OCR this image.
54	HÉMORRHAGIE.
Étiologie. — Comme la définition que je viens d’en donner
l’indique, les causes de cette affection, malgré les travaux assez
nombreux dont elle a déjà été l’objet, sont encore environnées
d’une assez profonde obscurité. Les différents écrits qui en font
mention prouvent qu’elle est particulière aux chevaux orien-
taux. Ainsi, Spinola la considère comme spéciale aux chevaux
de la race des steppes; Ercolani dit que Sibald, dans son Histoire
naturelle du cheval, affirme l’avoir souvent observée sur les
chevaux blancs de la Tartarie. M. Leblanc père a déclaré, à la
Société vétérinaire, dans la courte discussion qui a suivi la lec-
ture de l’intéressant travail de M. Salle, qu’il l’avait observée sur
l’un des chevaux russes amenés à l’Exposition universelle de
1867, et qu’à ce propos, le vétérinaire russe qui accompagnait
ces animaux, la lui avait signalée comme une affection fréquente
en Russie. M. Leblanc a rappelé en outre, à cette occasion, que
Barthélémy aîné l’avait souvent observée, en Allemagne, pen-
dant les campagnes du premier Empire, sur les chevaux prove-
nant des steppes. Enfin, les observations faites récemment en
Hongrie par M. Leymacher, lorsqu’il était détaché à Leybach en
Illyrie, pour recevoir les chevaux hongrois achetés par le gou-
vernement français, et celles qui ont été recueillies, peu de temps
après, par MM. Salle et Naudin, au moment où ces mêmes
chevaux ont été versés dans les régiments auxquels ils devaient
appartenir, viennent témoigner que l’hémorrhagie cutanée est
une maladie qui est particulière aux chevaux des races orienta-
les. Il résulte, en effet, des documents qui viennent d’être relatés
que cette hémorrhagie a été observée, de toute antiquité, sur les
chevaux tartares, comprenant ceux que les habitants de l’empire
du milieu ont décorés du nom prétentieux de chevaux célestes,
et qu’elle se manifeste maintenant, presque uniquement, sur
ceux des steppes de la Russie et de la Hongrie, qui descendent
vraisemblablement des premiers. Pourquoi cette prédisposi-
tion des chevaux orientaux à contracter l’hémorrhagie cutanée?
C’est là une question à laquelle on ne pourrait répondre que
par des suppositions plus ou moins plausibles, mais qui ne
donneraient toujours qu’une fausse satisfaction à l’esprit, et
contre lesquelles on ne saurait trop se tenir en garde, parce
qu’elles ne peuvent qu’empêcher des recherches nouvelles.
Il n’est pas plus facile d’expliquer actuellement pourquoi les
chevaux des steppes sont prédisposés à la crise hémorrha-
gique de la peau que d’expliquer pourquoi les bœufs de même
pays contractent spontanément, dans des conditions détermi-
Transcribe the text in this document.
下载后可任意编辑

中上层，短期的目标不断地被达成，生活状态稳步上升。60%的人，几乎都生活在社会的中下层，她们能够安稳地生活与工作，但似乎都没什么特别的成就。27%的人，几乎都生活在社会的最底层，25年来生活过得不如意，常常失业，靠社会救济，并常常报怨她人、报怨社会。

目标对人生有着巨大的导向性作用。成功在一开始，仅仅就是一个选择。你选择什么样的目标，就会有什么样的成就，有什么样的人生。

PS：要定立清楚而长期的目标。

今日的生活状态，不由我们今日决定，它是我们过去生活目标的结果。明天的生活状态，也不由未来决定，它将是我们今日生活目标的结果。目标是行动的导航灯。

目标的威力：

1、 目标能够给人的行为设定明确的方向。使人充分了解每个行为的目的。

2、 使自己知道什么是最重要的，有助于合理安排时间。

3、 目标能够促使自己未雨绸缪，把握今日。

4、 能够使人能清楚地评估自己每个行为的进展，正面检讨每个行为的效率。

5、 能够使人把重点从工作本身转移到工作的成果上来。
-------
Retype every entry word for word.

OCR this image.
54	HÉMORRHAGIE.
Étiologie. — Comme la définition que je viens d’en donner
l’indique, les causes de cette affection, malgré les travaux assez
nombreux dont elle a déjà été l’objet, sont encore environnées
d’une assez profonde obscurité. Les différents écrits qui en font
mention prouvent qu’elle est particulière aux chevaux orien-
taux. Ainsi, Spinola la considère comme spéciale aux chevaux
de la race des steppes; Ercolani dit que Sibald, dans son Histoire
naturelle du cheval, affirme l’avoir souvent observée sur les
chevaux blancs de la Tartarie. M. Leblanc père a déclaré, à la
Société vétérinaire, dans la courte discussion qui a suivi la lec-
ture de l’intéressant travail de M. Salle, qu’il l’avait observée sur
l’un des chevaux russes amenés à l’Exposition universelle de
1867, et qu’à ce propos, le vétérinaire russe qui accompagnait
ces animaux, la lui avait signalée comme une affection fréquente
en Russie. M. Leblanc a rappelé en outre, à cette occasion, que
Barthélémy aîné l’avait souvent observée, en Allemagne, pen-
dant les campagnes du premier Empire, sur les chevaux prove-
nant des steppes. Enfin, les observations faites récemment en
Hongrie par M. Leymacher, lorsqu’il était détaché à Leybach en
Illyrie, pour recevoir les chevaux hongrois achetés par le gou-
vernement français, et celles qui ont été recueillies, peu de temps
après, par MM. Salle et Naudin, au moment où ces mêmes
chevaux ont été versés dans les régiments auxquels ils devaient
appartenir, viennent témoigner que l’hémorrhagie cutanée est
une maladie qui est particulière aux chevaux des races orienta-
les. Il résulte, en effet, des documents qui viennent d’être relatés
que cette hémorrhagie a été observée, de toute antiquité, sur les
chevaux tartares, comprenant ceux que les habitants de l’empire
du milieu ont décorés du nom prétentieux de chevaux célestes,
et qu’elle se manifeste maintenant, presque uniquement, sur
ceux des steppes de la Russie et de la Hongrie, qui descendent
vraisemblablement des premiers. Pourquoi cette prédisposi-
tion des chevaux orientaux à contracter l’hémorrhagie cutanée?
C’est là une question à laquelle on ne pourrait répondre que
par des suppositions plus ou moins plausibles, mais qui ne
donneraient toujours qu’une fausse satisfaction à l’esprit, et
contre lesquelles on ne saurait trop se tenir en garde, parce
qu’elles ne peuvent qu’empêcher des recherches nouvelles.
Il n’est pas plus facile d’expliquer actuellement pourquoi les
chevaux des steppes sont prédisposés à la crise hémorrha-
gique de la peau que d’expliquer pourquoi les bœufs de même
pays contractent spontanément, dans des conditions détermi-
Transcribe the text in this document.
下载后可任意编辑

中上层，短期的目标不断地被达成，生活状态稳步上升。60%的人，几乎都生活在社会的中下层，她们能够安稳地生活与工作，但似乎都没什么特别的成就。27%的人，几乎都生活在社会的最底层，25年来生活过得不如意，常常失业，靠社会救济，并常常报怨她人、报怨社会。

目标对人生有着巨大的导向性作用。成功在一开始，仅仅就是一个选择。你选择什么样的目标，就会有什么样的成就，有什么样的人生。

PS：要定立清楚而长期的目标。

今日的生活状态，不由我们今日决定，它是我们过去生活目标的结果。明天的生活状态，也不由未来决定，它将是我们今日生活目标的结果。目标是行动的导航灯。

目标的威力：

1、 目标能够给人的行为设定明确的方向。使人充分了解每个行为的目的。

2、 使自己知道什么是最重要的，有助于合理安排时间。

3、 目标能够促使自己未雨绸缪，把握今日。

4、 能够使人能清楚地评估自己每个行为的进展，正面检讨每个行为的效率。

5、 能够使人把重点从工作本身转移到工作的成果上来。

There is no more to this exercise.